Work to complete |
All records are to be retyped faithfully and completely.

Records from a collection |
_ _ _ _ _

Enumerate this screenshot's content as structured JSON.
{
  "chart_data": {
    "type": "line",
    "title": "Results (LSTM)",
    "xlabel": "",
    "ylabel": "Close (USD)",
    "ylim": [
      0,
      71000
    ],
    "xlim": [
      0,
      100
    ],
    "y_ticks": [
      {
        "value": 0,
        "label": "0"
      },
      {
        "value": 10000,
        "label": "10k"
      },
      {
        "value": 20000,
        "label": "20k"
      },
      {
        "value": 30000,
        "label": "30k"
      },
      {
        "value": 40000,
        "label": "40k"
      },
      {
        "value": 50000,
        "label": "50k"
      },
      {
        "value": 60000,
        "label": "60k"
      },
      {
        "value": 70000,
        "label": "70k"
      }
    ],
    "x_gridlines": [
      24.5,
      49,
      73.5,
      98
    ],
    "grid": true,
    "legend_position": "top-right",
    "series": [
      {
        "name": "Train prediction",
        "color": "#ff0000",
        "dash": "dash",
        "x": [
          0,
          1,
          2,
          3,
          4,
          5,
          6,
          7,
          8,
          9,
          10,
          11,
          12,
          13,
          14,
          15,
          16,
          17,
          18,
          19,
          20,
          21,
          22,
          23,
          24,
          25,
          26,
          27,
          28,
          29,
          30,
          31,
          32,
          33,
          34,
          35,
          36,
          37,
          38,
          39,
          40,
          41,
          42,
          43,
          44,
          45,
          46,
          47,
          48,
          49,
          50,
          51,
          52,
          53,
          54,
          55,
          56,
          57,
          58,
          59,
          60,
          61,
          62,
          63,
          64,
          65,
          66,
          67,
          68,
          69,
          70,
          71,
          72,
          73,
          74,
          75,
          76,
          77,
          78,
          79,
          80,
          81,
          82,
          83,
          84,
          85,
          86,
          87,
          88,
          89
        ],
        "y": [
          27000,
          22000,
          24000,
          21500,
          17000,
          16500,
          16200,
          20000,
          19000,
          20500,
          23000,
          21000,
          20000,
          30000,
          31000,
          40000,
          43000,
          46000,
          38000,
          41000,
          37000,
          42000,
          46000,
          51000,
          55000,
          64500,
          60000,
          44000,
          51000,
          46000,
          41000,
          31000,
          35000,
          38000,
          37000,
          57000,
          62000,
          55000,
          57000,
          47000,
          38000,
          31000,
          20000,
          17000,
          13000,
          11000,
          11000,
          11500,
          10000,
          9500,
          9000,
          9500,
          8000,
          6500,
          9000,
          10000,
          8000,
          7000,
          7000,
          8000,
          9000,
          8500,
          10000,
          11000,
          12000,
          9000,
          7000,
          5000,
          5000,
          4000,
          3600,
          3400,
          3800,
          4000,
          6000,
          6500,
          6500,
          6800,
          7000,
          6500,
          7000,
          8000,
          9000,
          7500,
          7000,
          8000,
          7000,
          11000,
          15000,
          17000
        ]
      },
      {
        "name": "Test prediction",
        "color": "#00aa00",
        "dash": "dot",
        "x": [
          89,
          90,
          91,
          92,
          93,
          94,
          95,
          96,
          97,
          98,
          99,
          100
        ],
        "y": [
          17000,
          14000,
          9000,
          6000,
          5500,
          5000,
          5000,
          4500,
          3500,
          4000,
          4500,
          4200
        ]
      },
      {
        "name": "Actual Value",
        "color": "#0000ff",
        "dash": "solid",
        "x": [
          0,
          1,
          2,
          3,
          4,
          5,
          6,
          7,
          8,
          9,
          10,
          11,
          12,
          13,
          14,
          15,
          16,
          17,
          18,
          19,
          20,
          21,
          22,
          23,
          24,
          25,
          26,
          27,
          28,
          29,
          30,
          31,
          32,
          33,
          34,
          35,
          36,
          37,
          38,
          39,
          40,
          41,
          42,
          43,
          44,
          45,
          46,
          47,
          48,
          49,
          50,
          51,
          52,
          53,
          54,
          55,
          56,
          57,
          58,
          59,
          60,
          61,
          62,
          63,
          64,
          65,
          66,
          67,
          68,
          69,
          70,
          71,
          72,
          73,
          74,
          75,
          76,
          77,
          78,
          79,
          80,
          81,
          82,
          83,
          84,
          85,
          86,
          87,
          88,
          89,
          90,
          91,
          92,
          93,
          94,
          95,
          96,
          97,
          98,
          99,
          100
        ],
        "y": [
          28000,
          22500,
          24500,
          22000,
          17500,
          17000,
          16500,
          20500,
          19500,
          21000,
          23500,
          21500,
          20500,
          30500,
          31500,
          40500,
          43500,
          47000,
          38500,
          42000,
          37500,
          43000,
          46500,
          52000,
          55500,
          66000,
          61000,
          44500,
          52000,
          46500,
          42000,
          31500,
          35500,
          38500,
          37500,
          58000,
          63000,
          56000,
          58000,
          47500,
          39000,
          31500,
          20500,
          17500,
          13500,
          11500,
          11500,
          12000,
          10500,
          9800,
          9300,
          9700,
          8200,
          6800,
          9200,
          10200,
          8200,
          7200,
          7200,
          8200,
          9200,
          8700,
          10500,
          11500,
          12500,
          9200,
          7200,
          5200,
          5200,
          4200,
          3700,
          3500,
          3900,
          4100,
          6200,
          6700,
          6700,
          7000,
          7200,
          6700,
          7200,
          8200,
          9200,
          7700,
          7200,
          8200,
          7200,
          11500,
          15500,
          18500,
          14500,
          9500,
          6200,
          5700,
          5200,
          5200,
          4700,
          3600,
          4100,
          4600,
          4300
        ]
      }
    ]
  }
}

_ _ _ _ _

Written response |
Enumerate this screenshot's content as structured JSON.
{
  "chart_data": {
    "type": "line",
    "title": "Results (LSTM)",
    "xlabel": "",
    "ylabel": "Close (USD)",
    "ylim": [
      0,
      71000
    ],
    "xlim": [
      0,
      100
    ],
    "y_ticks": [
      {
        "value": 0,
        "label": "0"
      },
      {
        "value": 10000,
        "label": "10k"
      },
      {
        "value": 20000,
        "label": "20k"
      },
      {
        "value": 30000,
        "label": "30k"
      },
      {
        "value": 40000,
        "label": "40k"
      },
      {
        "value": 50000,
        "label": "50k"
      },
      {
        "value": 60000,
        "label": "60k"
      },
      {
        "value": 70000,
        "label": "70k"
      }
    ],
    "x_gridlines": [
      24.5,
      49,
      73.5,
      98
    ],
    "grid": true,
    "legend_position": "top-right",
    "series": [
      {
        "name": "Train prediction",
        "color": "#ff0000",
        "dash": "dash",
        "x": [
          0,
          1,
          2,
          3,
          4,
          5,
          6,
          7,
          8,
          9,
          10,
          11,
          12,
          13,
          14,
          15,
          16,
          17,
          18,
          19,
          20,
          21,
          22,
          23,
          24,
          25,
          26,
          27,
          28,
          29,
          30,
          31,
          32,
          33,
          34,
          35,
          36,
          37,
          38,
          39,
          40,
          41,
          42,
          43,
          44,
          45,
          46,
          47,
          48,
          49,
          50,
          51,
          52,
          53,
          54,
          55,
          56,
          57,
          58,
          59,
          60,
          61,
          62,
          63,
          64,
          65,
          66,
          67,
          68,
          69,
          70,
          71,
          72,
          73,
          74,
          75,
          76,
          77,
          78,
          79,
          80,
          81,
          82,
          83,
          84,
          85,
          86,
          87,
          88,
          89
        ],
        "y": [
          27000,
          22000,
          24000,
          21500,
          17000,
          16500,
          16200,
          20000,
          19000,
          20500,
          23000,
          21000,
          20000,
          30000,
          31000,
          40000,
          43000,
          46000,
          38000,
          41000,
          37000,
          42000,
          46000,
          51000,
          55000,
          64500,
          60000,
          44000,
          51000,
          46000,
          41000,
          31000,
          35000,
          38000,
          37000,
          57000,
          62000,
          55000,
          57000,
          47000,
          38000,
          31000,
          20000,
          17000,
          13000,
          11000,
          11000,
          11500,
          10000,
          9500,
          9000,
          9500,
          8000,
          6500,
          9000,
          10000,
          8000,
          7000,
          7000,
          8000,
          9000,
          8500,
          10000,
          11000,
          12000,
          9000,
          7000,
          5000,
          5000,
          4000,
          3600,
          3400,
          3800,
          4000,
          6000,
          6500,
          6500,
          6800,
          7000,
          6500,
          7000,
          8000,
          9000,
          7500,
          7000,
          8000,
          7000,
          11000,
          15000,
          17000
        ]
      },
      {
        "name": "Test prediction",
        "color": "#00aa00",
        "dash": "dot",
        "x": [
          89,
          90,
          91,
          92,
          93,
          94,
          95,
          96,
          97,
          98,
          99,
          100
        ],
        "y": [
          17000,
          14000,
          9000,
          6000,
          5500,
          5000,
          5000,
          4500,
          3500,
          4000,
          4500,
          4200
        ]
      },
      {
        "name": "Actual Value",
        "color": "#0000ff",
        "dash": "solid",
        "x": [
          0,
          1,
          2,
          3,
          4,
          5,
          6,
          7,
          8,
          9,
          10,
          11,
          12,
          13,
          14,
          15,
          16,
          17,
          18,
          19,
          20,
          21,
          22,
          23,
          24,
          25,
          26,
          27,
          28,
          29,
          30,
          31,
          32,
          33,
          34,
          35,
          36,
          37,
          38,
          39,
          40,
          41,
          42,
          43,
          44,
          45,
          46,
          47,
          48,
          49,
          50,
          51,
          52,
          53,
          54,
          55,
          56,
          57,
          58,
          59,
          60,
          61,
          62,
          63,
          64,
          65,
          66,
          67,
          68,
          69,
          70,
          71,
          72,
          73,
          74,
          75,
          76,
          77,
          78,
          79,
          80,
          81,
          82,
          83,
          84,
          85,
          86,
          87,
          88,
          89,
          90,
          91,
          92,
          93,
          94,
          95,
          96,
          97,
          98,
          99,
          100
        ],
        "y": [
          28000,
          22500,
          24500,
          22000,
          17500,
          17000,
          16500,
          20500,
          19500,
          21000,
          23500,
          21500,
          20500,
          30500,
          31500,
          40500,
          43500,
          47000,
          38500,
          42000,
          37500,
          43000,
          46500,
          52000,
          55500,
          66000,
          61000,
          44500,
          52000,
          46500,
          42000,
          31500,
          35500,
          38500,
          37500,
          58000,
          63000,
          56000,
          58000,
          47500,
          39000,
          31500,
          20500,
          17500,
          13500,
          11500,
          11500,
          12000,
          10500,
          9800,
          9300,
          9700,
          8200,
          6800,
          9200,
          10200,
          8200,
          7200,
          7200,
          8200,
          9200,
          8700,
          10500,
          11500,
          12500,
          9200,
          7200,
          5200,
          5200,
          4200,
          3700,
          3500,
          3900,
          4100,
          6200,
          6700,
          6700,
          7000,
          7200,
          6700,
          7200,
          8200,
          9200,
          7700,
          7200,
          8200,
          7200,
          11500,
          15500,
          18500,
          14500,
          9500,
          6200,
          5700,
          5200,
          5200,
          4700,
          3600,
          4100,
          4600,
          4300
        ]
      }
    ]
  }
}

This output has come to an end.